[start EXTRACTED DATA]
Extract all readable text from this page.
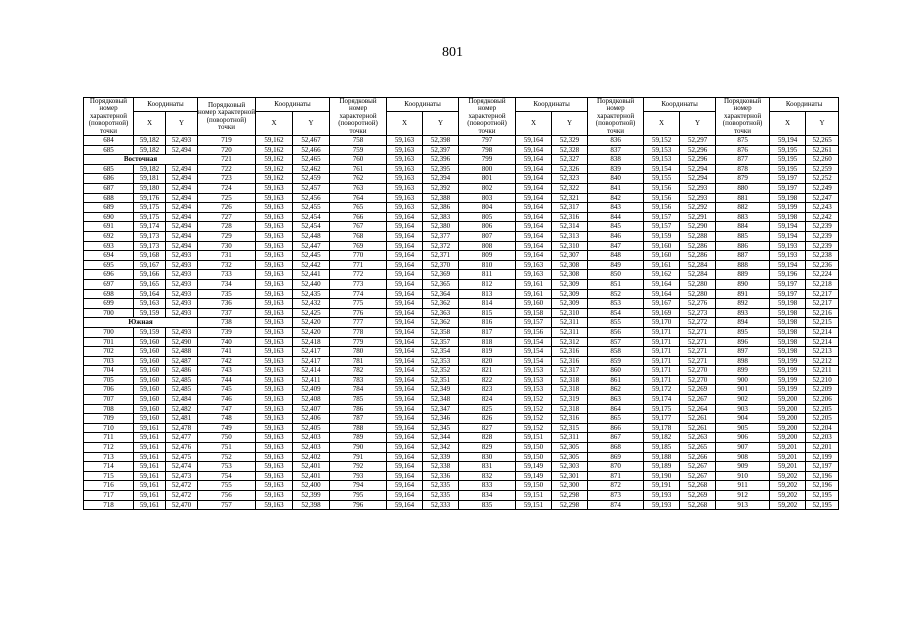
801
Порядковый номер характерной (поворотной) точки	Координаты		Порядковый номер характерной (поворотной) точки	Координаты		Порядковый номер характерной (поворотной) точки	Координаты		Порядковый номер характерной (поворотной) точки	Координаты		Порядковый номер характерной (поворотной) точки	Координаты		Порядковый номер характерной (поворотной) точки	Координаты	
	X	Y		X	Y		X	Y		X	Y		X	Y		X	Y
684	59,182	52,493	719	59,162	52,467	758	59,163	52,398	797	59,164	52,329	836	59,152	52,297	875	59,194	52,265
685	59,182	52,494	720	59,162	52,466	759	59,163	52,397	798	59,164	52,328	837	59,153	52,296	876	59,195	52,261
Восточная			721	59,162	52,465	760	59,163	52,396	799	59,164	52,327	838	59,153	52,296	877	59,195	52,260
685	59,182	52,494	722	59,162	52,462	761	59,163	52,395	800	59,164	52,326	839	59,154	52,294	878	59,195	52,259
686	59,181	52,494	723	59,162	52,459	762	59,163	52,394	801	59,164	52,323	840	59,155	52,294	879	59,197	52,252
687	59,180	52,494	724	59,163	52,457	763	59,163	52,392	802	59,164	52,322	841	59,156	52,293	880	59,197	52,249
688	59,176	52,494	725	59,163	52,456	764	59,163	52,388	803	59,164	52,321	842	59,156	52,293	881	59,198	52,247
689	59,175	52,494	726	59,163	52,455	765	59,163	52,386	804	59,164	52,317	843	59,156	52,292	882	59,199	52,243
690	59,175	52,494	727	59,163	52,454	766	59,164	52,383	805	59,164	52,316	844	59,157	52,291	883	59,198	52,242
691	59,174	52,494	728	59,163	52,454	767	59,164	52,380	806	59,164	52,314	845	59,157	52,290	884	59,194	52,239
692	59,173	52,494	729	59,163	52,448	768	59,164	52,377	807	59,164	52,313	846	59,159	52,288	885	59,194	52,239
693	59,173	52,494	730	59,163	52,447	769	59,164	52,372	808	59,164	52,310	847	59,160	52,286	886	59,193	52,239
694	59,168	52,493	731	59,163	52,445	770	59,164	52,371	809	59,164	52,307	848	59,160	52,286	887	59,193	52,238
695	59,167	52,493	732	59,163	52,442	771	59,164	52,370	810	59,163	52,308	849	59,161	52,284	888	59,194	52,236
696	59,166	52,493	733	59,163	52,441	772	59,164	52,369	811	59,163	52,308	850	59,162	52,284	889	59,196	52,224
697	59,165	52,493	734	59,163	52,440	773	59,164	52,365	812	59,161	52,309	851	59,164	52,280	890	59,197	52,218
698	59,164	52,493	735	59,163	52,435	774	59,164	52,364	813	59,161	52,309	852	59,164	52,280	891	59,197	52,217
699	59,163	52,493	736	59,163	52,432	775	59,164	52,362	814	59,160	52,309	853	59,167	52,276	892	59,198	52,217
700	59,159	52,493	737	59,163	52,425	776	59,164	52,363	815	59,158	52,310	854	59,169	52,273	893	59,198	52,216
Южная			738	59,163	52,420	777	59,164	52,362	816	59,157	52,311	855	59,170	52,272	894	59,198	52,215
700	59,159	52,493	739	59,163	52,420	778	59,164	52,358	817	59,156	52,311	856	59,171	52,271	895	59,198	52,214
701	59,160	52,490	740	59,163	52,418	779	59,164	52,357	818	59,154	52,312	857	59,171	52,271	896	59,198	52,214
702	59,160	52,488	741	59,163	52,417	780	59,164	52,354	819	59,154	52,316	858	59,171	52,271	897	59,198	52,213
703	59,160	52,487	742	59,163	52,417	781	59,164	52,353	820	59,154	52,316	859	59,171	52,271	898	59,199	52,212
704	59,160	52,486	743	59,163	52,414	782	59,164	52,352	821	59,153	52,317	860	59,171	52,270	899	59,199	52,211
705	59,160	52,485	744	59,163	52,411	783	59,164	52,351	822	59,153	52,318	861	59,171	52,270	900	59,199	52,210
706	59,160	52,485	745	59,163	52,409	784	59,164	52,349	823	59,153	52,318	862	59,172	52,269	901	59,199	52,209
707	59,160	52,484	746	59,163	52,408	785	59,164	52,348	824	59,152	52,319	863	59,174	52,267	902	59,200	52,206
708	59,160	52,482	747	59,163	52,407	786	59,164	52,347	825	59,152	52,318	864	59,175	52,264	903	59,200	52,205
709	59,160	52,481	748	59,163	52,406	787	59,164	52,346	826	59,152	52,316	865	59,177	52,261	904	59,200	52,205
710	59,161	52,478	749	59,163	52,405	788	59,164	52,345	827	59,152	52,315	866	59,178	52,261	905	59,200	52,204
711	59,161	52,477	750	59,163	52,403	789	59,164	52,344	828	59,151	52,311	867	59,182	52,263	906	59,200	52,203
712	59,161	52,476	751	59,163	52,403	790	59,164	52,342	829	59,150	52,305	868	59,185	52,265	907	59,201	52,201
713	59,161	52,475	752	59,163	52,402	791	59,164	52,339	830	59,150	52,305	869	59,188	52,266	908	59,201	52,199
714	59,161	52,474	753	59,163	52,401	792	59,164	52,338	831	59,149	52,303	870	59,189	52,267	909	59,201	52,197
715	59,161	52,473	754	59,163	52,401	793	59,164	52,336	832	59,149	52,301	871	59,190	52,267	910	59,202	52,196
716	59,161	52,472	755	59,163	52,400	794	59,164	52,335	833	59,150	52,300	872	59,191	52,268	911	59,202	52,196
717	59,161	52,472	756	59,163	52,399	795	59,164	52,335	834	59,151	52,298	873	59,193	52,269	912	59,202	52,195
718	59,161	52,470	757	59,163	52,398	796	59,164	52,333	835	59,151	52,298	874	59,193	52,268	913	59,202	52,195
[end EXTRACTED DATA]
[GOAL]:
Output the material word for word, omitting its pictures.

[ANSWER IN FULL]:
Extract all readable text from this page.
801
Порядковый номер характерной (поворотной) точки	Координаты		Порядковый номер характерной (поворотной) точки	Координаты		Порядковый номер характерной (поворотной) точки	Координаты		Порядковый номер характерной (поворотной) точки	Координаты		Порядковый номер характерной (поворотной) точки	Координаты		Порядковый номер характерной (поворотной) точки	Координаты	
	X	Y		X	Y		X	Y		X	Y		X	Y		X	Y
684	59,182	52,493	719	59,162	52,467	758	59,163	52,398	797	59,164	52,329	836	59,152	52,297	875	59,194	52,265
685	59,182	52,494	720	59,162	52,466	759	59,163	52,397	798	59,164	52,328	837	59,153	52,296	876	59,195	52,261
Восточная			721	59,162	52,465	760	59,163	52,396	799	59,164	52,327	838	59,153	52,296	877	59,195	52,260
685	59,182	52,494	722	59,162	52,462	761	59,163	52,395	800	59,164	52,326	839	59,154	52,294	878	59,195	52,259
686	59,181	52,494	723	59,162	52,459	762	59,163	52,394	801	59,164	52,323	840	59,155	52,294	879	59,197	52,252
687	59,180	52,494	724	59,163	52,457	763	59,163	52,392	802	59,164	52,322	841	59,156	52,293	880	59,197	52,249
688	59,176	52,494	725	59,163	52,456	764	59,163	52,388	803	59,164	52,321	842	59,156	52,293	881	59,198	52,247
689	59,175	52,494	726	59,163	52,455	765	59,163	52,386	804	59,164	52,317	843	59,156	52,292	882	59,199	52,243
690	59,175	52,494	727	59,163	52,454	766	59,164	52,383	805	59,164	52,316	844	59,157	52,291	883	59,198	52,242
691	59,174	52,494	728	59,163	52,454	767	59,164	52,380	806	59,164	52,314	845	59,157	52,290	884	59,194	52,239
692	59,173	52,494	729	59,163	52,448	768	59,164	52,377	807	59,164	52,313	846	59,159	52,288	885	59,194	52,239
693	59,173	52,494	730	59,163	52,447	769	59,164	52,372	808	59,164	52,310	847	59,160	52,286	886	59,193	52,239
694	59,168	52,493	731	59,163	52,445	770	59,164	52,371	809	59,164	52,307	848	59,160	52,286	887	59,193	52,238
695	59,167	52,493	732	59,163	52,442	771	59,164	52,370	810	59,163	52,308	849	59,161	52,284	888	59,194	52,236
696	59,166	52,493	733	59,163	52,441	772	59,164	52,369	811	59,163	52,308	850	59,162	52,284	889	59,196	52,224
697	59,165	52,493	734	59,163	52,440	773	59,164	52,365	812	59,161	52,309	851	59,164	52,280	890	59,197	52,218
698	59,164	52,493	735	59,163	52,435	774	59,164	52,364	813	59,161	52,309	852	59,164	52,280	891	59,197	52,217
699	59,163	52,493	736	59,163	52,432	775	59,164	52,362	814	59,160	52,309	853	59,167	52,276	892	59,198	52,217
700	59,159	52,493	737	59,163	52,425	776	59,164	52,363	815	59,158	52,310	854	59,169	52,273	893	59,198	52,216
Южная			738	59,163	52,420	777	59,164	52,362	816	59,157	52,311	855	59,170	52,272	894	59,198	52,215
700	59,159	52,493	739	59,163	52,420	778	59,164	52,358	817	59,156	52,311	856	59,171	52,271	895	59,198	52,214
701	59,160	52,490	740	59,163	52,418	779	59,164	52,357	818	59,154	52,312	857	59,171	52,271	896	59,198	52,214
702	59,160	52,488	741	59,163	52,417	780	59,164	52,354	819	59,154	52,316	858	59,171	52,271	897	59,198	52,213
703	59,160	52,487	742	59,163	52,417	781	59,164	52,353	820	59,154	52,316	859	59,171	52,271	898	59,199	52,212
704	59,160	52,486	743	59,163	52,414	782	59,164	52,352	821	59,153	52,317	860	59,171	52,270	899	59,199	52,211
705	59,160	52,485	744	59,163	52,411	783	59,164	52,351	822	59,153	52,318	861	59,171	52,270	900	59,199	52,210
706	59,160	52,485	745	59,163	52,409	784	59,164	52,349	823	59,153	52,318	862	59,172	52,269	901	59,199	52,209
707	59,160	52,484	746	59,163	52,408	785	59,164	52,348	824	59,152	52,319	863	59,174	52,267	902	59,200	52,206
708	59,160	52,482	747	59,163	52,407	786	59,164	52,347	825	59,152	52,318	864	59,175	52,264	903	59,200	52,205
709	59,160	52,481	748	59,163	52,406	787	59,164	52,346	826	59,152	52,316	865	59,177	52,261	904	59,200	52,205
710	59,161	52,478	749	59,163	52,405	788	59,164	52,345	827	59,152	52,315	866	59,178	52,261	905	59,200	52,204
711	59,161	52,477	750	59,163	52,403	789	59,164	52,344	828	59,151	52,311	867	59,182	52,263	906	59,200	52,203
712	59,161	52,476	751	59,163	52,403	790	59,164	52,342	829	59,150	52,305	868	59,185	52,265	907	59,201	52,201
713	59,161	52,475	752	59,163	52,402	791	59,164	52,339	830	59,150	52,305	869	59,188	52,266	908	59,201	52,199
714	59,161	52,474	753	59,163	52,401	792	59,164	52,338	831	59,149	52,303	870	59,189	52,267	909	59,201	52,197
715	59,161	52,473	754	59,163	52,401	793	59,164	52,336	832	59,149	52,301	871	59,190	52,267	910	59,202	52,196
716	59,161	52,472	755	59,163	52,400	794	59,164	52,335	833	59,150	52,300	872	59,191	52,268	911	59,202	52,196
717	59,161	52,472	756	59,163	52,399	795	59,164	52,335	834	59,151	52,298	873	59,193	52,269	912	59,202	52,195
718	59,161	52,470	757	59,163	52,398	796	59,164	52,333	835	59,151	52,298	874	59,193	52,268	913	59,202	52,195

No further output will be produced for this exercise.